— The task —
Would you output the whole listing below, exactly as it reads?

— Extracted material —
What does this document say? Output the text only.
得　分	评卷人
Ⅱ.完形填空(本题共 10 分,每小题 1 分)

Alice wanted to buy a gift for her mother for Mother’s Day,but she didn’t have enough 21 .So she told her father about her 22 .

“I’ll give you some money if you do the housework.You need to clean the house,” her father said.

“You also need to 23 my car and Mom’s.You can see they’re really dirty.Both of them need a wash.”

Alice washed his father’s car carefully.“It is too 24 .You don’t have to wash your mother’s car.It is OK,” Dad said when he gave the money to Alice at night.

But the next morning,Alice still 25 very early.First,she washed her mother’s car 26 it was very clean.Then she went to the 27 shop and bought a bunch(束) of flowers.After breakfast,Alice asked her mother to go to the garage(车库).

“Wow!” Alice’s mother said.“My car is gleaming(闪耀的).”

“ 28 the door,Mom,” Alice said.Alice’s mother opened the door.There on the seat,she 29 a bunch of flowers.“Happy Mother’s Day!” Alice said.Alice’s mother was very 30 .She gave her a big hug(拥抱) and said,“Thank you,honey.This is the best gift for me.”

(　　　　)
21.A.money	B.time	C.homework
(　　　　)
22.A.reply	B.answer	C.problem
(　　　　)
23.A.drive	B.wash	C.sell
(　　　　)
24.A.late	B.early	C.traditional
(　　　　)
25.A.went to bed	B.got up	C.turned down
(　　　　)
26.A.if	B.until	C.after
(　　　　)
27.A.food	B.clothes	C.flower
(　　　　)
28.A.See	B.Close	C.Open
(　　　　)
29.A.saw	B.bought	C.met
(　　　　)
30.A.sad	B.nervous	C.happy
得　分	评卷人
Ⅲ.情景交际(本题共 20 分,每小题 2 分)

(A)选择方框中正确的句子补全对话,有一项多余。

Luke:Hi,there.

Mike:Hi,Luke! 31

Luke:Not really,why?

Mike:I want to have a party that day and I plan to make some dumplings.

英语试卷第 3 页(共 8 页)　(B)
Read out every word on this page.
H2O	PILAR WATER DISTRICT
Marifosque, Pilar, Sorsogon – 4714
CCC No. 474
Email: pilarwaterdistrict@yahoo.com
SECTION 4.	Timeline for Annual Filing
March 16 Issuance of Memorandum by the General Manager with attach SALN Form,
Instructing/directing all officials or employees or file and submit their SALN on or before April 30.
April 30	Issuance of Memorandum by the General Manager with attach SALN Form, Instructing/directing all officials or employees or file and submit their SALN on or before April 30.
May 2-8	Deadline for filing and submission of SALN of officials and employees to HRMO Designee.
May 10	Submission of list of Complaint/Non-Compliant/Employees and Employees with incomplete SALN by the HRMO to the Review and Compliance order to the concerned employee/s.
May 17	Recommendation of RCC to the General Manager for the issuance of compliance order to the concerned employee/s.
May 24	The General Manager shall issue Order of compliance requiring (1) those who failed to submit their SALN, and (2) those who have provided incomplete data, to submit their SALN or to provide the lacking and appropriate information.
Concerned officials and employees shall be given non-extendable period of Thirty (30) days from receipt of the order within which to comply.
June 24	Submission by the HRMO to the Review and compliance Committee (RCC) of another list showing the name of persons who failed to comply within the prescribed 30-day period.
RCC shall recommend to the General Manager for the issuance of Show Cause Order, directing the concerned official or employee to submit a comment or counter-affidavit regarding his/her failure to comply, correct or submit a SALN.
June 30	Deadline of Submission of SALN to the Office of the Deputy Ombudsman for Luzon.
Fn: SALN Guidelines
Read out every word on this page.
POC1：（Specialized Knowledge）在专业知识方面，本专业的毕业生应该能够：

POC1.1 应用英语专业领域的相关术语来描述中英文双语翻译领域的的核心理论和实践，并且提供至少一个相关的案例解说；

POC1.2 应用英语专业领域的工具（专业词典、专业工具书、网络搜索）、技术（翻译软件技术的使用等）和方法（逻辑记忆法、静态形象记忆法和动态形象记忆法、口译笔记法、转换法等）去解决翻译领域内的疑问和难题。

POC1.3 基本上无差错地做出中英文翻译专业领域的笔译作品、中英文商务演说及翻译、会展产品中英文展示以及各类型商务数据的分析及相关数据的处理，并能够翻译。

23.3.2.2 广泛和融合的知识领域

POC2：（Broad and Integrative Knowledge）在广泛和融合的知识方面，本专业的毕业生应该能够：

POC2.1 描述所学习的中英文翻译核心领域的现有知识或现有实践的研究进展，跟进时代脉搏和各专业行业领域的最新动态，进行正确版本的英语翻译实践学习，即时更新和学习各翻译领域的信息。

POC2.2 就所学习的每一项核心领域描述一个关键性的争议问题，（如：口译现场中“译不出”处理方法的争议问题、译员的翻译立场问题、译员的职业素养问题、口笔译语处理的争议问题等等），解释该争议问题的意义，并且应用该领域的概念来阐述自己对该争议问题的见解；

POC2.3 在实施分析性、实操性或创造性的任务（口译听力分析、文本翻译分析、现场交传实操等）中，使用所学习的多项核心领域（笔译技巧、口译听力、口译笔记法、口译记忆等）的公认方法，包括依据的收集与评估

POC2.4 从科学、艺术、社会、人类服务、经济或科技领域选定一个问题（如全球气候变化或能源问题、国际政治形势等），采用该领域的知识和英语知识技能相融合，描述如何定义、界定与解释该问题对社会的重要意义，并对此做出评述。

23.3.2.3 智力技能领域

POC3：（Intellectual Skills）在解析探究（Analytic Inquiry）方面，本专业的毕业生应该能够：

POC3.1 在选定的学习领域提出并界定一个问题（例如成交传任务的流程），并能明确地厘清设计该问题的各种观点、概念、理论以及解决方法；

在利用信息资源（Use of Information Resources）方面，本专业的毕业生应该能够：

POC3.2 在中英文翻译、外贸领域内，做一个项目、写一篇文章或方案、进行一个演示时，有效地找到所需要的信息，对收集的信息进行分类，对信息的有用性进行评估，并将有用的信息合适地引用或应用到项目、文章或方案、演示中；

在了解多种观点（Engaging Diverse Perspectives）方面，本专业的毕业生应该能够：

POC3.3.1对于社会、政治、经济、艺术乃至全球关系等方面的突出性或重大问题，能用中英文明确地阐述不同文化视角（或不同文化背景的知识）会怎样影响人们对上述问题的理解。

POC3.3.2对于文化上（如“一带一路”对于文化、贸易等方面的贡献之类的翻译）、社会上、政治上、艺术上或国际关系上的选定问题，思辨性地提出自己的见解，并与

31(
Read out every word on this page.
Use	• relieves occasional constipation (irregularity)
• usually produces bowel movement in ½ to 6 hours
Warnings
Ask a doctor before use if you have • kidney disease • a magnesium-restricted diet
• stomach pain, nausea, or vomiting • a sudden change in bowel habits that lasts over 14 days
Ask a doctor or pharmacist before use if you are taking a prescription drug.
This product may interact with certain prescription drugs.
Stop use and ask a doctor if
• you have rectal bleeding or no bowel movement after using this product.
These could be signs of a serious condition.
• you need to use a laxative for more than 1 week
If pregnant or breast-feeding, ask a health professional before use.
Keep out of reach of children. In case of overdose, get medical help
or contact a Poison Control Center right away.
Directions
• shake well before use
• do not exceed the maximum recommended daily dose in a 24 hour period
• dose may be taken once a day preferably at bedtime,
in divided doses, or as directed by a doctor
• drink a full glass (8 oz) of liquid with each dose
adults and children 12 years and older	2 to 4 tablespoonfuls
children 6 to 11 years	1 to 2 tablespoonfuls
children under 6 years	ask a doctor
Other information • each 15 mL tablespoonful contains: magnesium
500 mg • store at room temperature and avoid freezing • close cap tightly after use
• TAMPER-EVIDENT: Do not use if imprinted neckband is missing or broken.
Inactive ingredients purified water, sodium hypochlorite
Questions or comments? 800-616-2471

— Exercise answer —
What does this document say? Output the text only.
得　分	评卷人
Ⅱ.完形填空(本题共 10 分,每小题 1 分)

Alice wanted to buy a gift for her mother for Mother’s Day,but she didn’t have enough 21 .So she told her father about her 22 .

“I’ll give you some money if you do the housework.You need to clean the house,” her father said.

“You also need to 23 my car and Mom’s.You can see they’re really dirty.Both of them need a wash.”

Alice washed his father’s car carefully.“It is too 24 .You don’t have to wash your mother’s car.It is OK,” Dad said when he gave the money to Alice at night.

But the next morning,Alice still 25 very early.First,she washed her mother’s car 26 it was very clean.Then she went to the 27 shop and bought a bunch(束) of flowers.After breakfast,Alice asked her mother to go to the garage(车库).

“Wow!” Alice’s mother said.“My car is gleaming(闪耀的).”

“ 28 the door,Mom,” Alice said.Alice’s mother opened the door.There on the seat,she 29 a bunch of flowers.“Happy Mother’s Day!” Alice said.Alice’s mother was very 30 .She gave her a big hug(拥抱) and said,“Thank you,honey.This is the best gift for me.”

(　　　　)
21.A.money	B.time	C.homework
(　　　　)
22.A.reply	B.answer	C.problem
(　　　　)
23.A.drive	B.wash	C.sell
(　　　　)
24.A.late	B.early	C.traditional
(　　　　)
25.A.went to bed	B.got up	C.turned down
(　　　　)
26.A.if	B.until	C.after
(　　　　)
27.A.food	B.clothes	C.flower
(　　　　)
28.A.See	B.Close	C.Open
(　　　　)
29.A.saw	B.bought	C.met
(　　　　)
30.A.sad	B.nervous	C.happy
得　分	评卷人
Ⅲ.情景交际(本题共 20 分,每小题 2 分)

(A)选择方框中正确的句子补全对话,有一项多余。

Luke:Hi,there.

Mike:Hi,Luke! 31

Luke:Not really,why?

Mike:I want to have a party that day and I plan to make some dumplings.

英语试卷第 3 页(共 8 页)　(B)
Read out every word on this page.
H2O	PILAR WATER DISTRICT
Marifosque, Pilar, Sorsogon – 4714
CCC No. 474
Email: pilarwaterdistrict@yahoo.com
SECTION 4.	Timeline for Annual Filing
March 16 Issuance of Memorandum by the General Manager with attach SALN Form,
Instructing/directing all officials or employees or file and submit their SALN on or before April 30.
April 30	Issuance of Memorandum by the General Manager with attach SALN Form, Instructing/directing all officials or employees or file and submit their SALN on or before April 30.
May 2-8	Deadline for filing and submission of SALN of officials and employees to HRMO Designee.
May 10	Submission of list of Complaint/Non-Compliant/Employees and Employees with incomplete SALN by the HRMO to the Review and Compliance order to the concerned employee/s.
May 17	Recommendation of RCC to the General Manager for the issuance of compliance order to the concerned employee/s.
May 24	The General Manager shall issue Order of compliance requiring (1) those who failed to submit their SALN, and (2) those who have provided incomplete data, to submit their SALN or to provide the lacking and appropriate information.
Concerned officials and employees shall be given non-extendable period of Thirty (30) days from receipt of the order within which to comply.
June 24	Submission by the HRMO to the Review and compliance Committee (RCC) of another list showing the name of persons who failed to comply within the prescribed 30-day period.
RCC shall recommend to the General Manager for the issuance of Show Cause Order, directing the concerned official or employee to submit a comment or counter-affidavit regarding his/her failure to comply, correct or submit a SALN.
June 30	Deadline of Submission of SALN to the Office of the Deputy Ombudsman for Luzon.
Fn: SALN Guidelines
Read out every word on this page.
POC1：（Specialized Knowledge）在专业知识方面，本专业的毕业生应该能够：

POC1.1 应用英语专业领域的相关术语来描述中英文双语翻译领域的的核心理论和实践，并且提供至少一个相关的案例解说；

POC1.2 应用英语专业领域的工具（专业词典、专业工具书、网络搜索）、技术（翻译软件技术的使用等）和方法（逻辑记忆法、静态形象记忆法和动态形象记忆法、口译笔记法、转换法等）去解决翻译领域内的疑问和难题。

POC1.3 基本上无差错地做出中英文翻译专业领域的笔译作品、中英文商务演说及翻译、会展产品中英文展示以及各类型商务数据的分析及相关数据的处理，并能够翻译。

23.3.2.2 广泛和融合的知识领域

POC2：（Broad and Integrative Knowledge）在广泛和融合的知识方面，本专业的毕业生应该能够：

POC2.1 描述所学习的中英文翻译核心领域的现有知识或现有实践的研究进展，跟进时代脉搏和各专业行业领域的最新动态，进行正确版本的英语翻译实践学习，即时更新和学习各翻译领域的信息。

POC2.2 就所学习的每一项核心领域描述一个关键性的争议问题，（如：口译现场中“译不出”处理方法的争议问题、译员的翻译立场问题、译员的职业素养问题、口笔译语处理的争议问题等等），解释该争议问题的意义，并且应用该领域的概念来阐述自己对该争议问题的见解；

POC2.3 在实施分析性、实操性或创造性的任务（口译听力分析、文本翻译分析、现场交传实操等）中，使用所学习的多项核心领域（笔译技巧、口译听力、口译笔记法、口译记忆等）的公认方法，包括依据的收集与评估

POC2.4 从科学、艺术、社会、人类服务、经济或科技领域选定一个问题（如全球气候变化或能源问题、国际政治形势等），采用该领域的知识和英语知识技能相融合，描述如何定义、界定与解释该问题对社会的重要意义，并对此做出评述。

23.3.2.3 智力技能领域

POC3：（Intellectual Skills）在解析探究（Analytic Inquiry）方面，本专业的毕业生应该能够：

POC3.1 在选定的学习领域提出并界定一个问题（例如成交传任务的流程），并能明确地厘清设计该问题的各种观点、概念、理论以及解决方法；

在利用信息资源（Use of Information Resources）方面，本专业的毕业生应该能够：

POC3.2 在中英文翻译、外贸领域内，做一个项目、写一篇文章或方案、进行一个演示时，有效地找到所需要的信息，对收集的信息进行分类，对信息的有用性进行评估，并将有用的信息合适地引用或应用到项目、文章或方案、演示中；

在了解多种观点（Engaging Diverse Perspectives）方面，本专业的毕业生应该能够：

POC3.3.1对于社会、政治、经济、艺术乃至全球关系等方面的突出性或重大问题，能用中英文明确地阐述不同文化视角（或不同文化背景的知识）会怎样影响人们对上述问题的理解。

POC3.3.2对于文化上（如“一带一路”对于文化、贸易等方面的贡献之类的翻译）、社会上、政治上、艺术上或国际关系上的选定问题，思辨性地提出自己的见解，并与

31(
Read out every word on this page.
Use	• relieves occasional constipation (irregularity)
• usually produces bowel movement in ½ to 6 hours
Warnings
Ask a doctor before use if you have • kidney disease • a magnesium-restricted diet
• stomach pain, nausea, or vomiting • a sudden change in bowel habits that lasts over 14 days
Ask a doctor or pharmacist before use if you are taking a prescription drug.
This product may interact with certain prescription drugs.
Stop use and ask a doctor if
• you have rectal bleeding or no bowel movement after using this product.
These could be signs of a serious condition.
• you need to use a laxative for more than 1 week
If pregnant or breast-feeding, ask a health professional before use.
Keep out of reach of children. In case of overdose, get medical help
or contact a Poison Control Center right away.
Directions
• shake well before use
• do not exceed the maximum recommended daily dose in a 24 hour period
• dose may be taken once a day preferably at bedtime,
in divided doses, or as directed by a doctor
• drink a full glass (8 oz) of liquid with each dose
adults and children 12 years and older	2 to 4 tablespoonfuls
children 6 to 11 years	1 to 2 tablespoonfuls
children under 6 years	ask a doctor
Other information • each 15 mL tablespoonful contains: magnesium
500 mg • store at room temperature and avoid freezing • close cap tightly after use
• TAMPER-EVIDENT: Do not use if imprinted neckband is missing or broken.
Inactive ingredients purified water, sodium hypochlorite
Questions or comments? 800-616-2471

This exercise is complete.